[MATERIAL FOR THE TASK]
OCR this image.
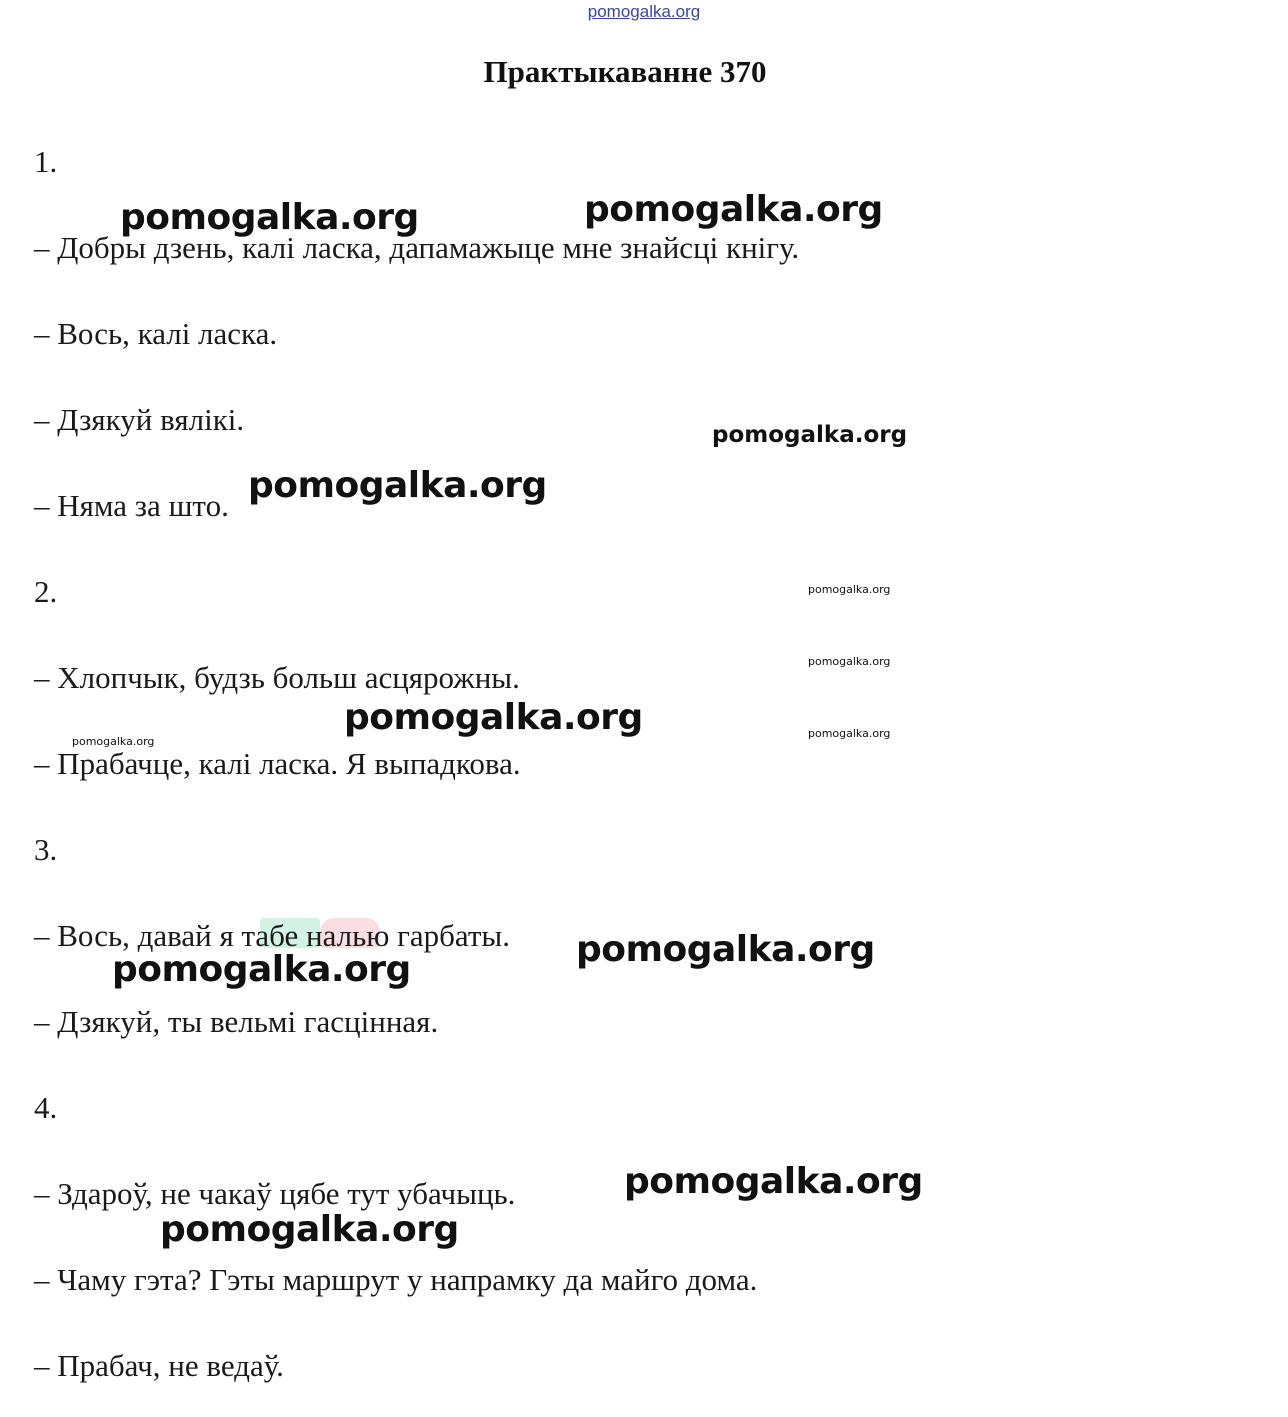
pomogalka.org
Практыкаванне 370
1.
– Добры дзень, калі ласка, дапамажыце мне знайсці кнігу.
– Вось, калі ласка.
– Дзякуй вялікі.
– Няма за што.
2.
– Хлопчык, будзь больш асцярожны.
– Прабачце, калі ласка. Я выпадкова.
3.
– Вось, давай я табе налью гарбаты.
– Дзякуй, ты вельмі гасцінная.
4.
– Здароў, не чакаў цябе тут убачыць.
– Чаму гэта? Гэты маршрут у напрамку да майго дома.
– Прабач, не ведаў.
pomogalka.org	pomogalka.org
pomogalka.org
pomogalka.org
pomogalka.org
pomogalka.org
pomogalka.org	pomogalka.org
pomogalka.org
pomogalka.org
pomogalka.org
pomogalka.org
pomogalka.org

[WHAT YOU ARE ASKED TO DO] Pictures stay out; reproduce every line of the records exactly.

[ANSWER TO THE EXERCISE]
OCR this image.
pomogalka.org
Практыкаванне 370
1.
– Добры дзень, калі ласка, дапамажыце мне знайсці кнігу.
– Вось, калі ласка.
– Дзякуй вялікі.
– Няма за што.
2.
– Хлопчык, будзь больш асцярожны.
– Прабачце, калі ласка. Я выпадкова.
3.
– Вось, давай я табе налью гарбаты.
– Дзякуй, ты вельмі гасцінная.
4.
– Здароў, не чакаў цябе тут убачыць.
– Чаму гэта? Гэты маршрут у напрамку да майго дома.
– Прабач, не ведаў.
pomogalka.org	pomogalka.org
pomogalka.org
pomogalka.org
pomogalka.org
pomogalka.org
pomogalka.org	pomogalka.org
pomogalka.org
pomogalka.org
pomogalka.org
pomogalka.org
pomogalka.org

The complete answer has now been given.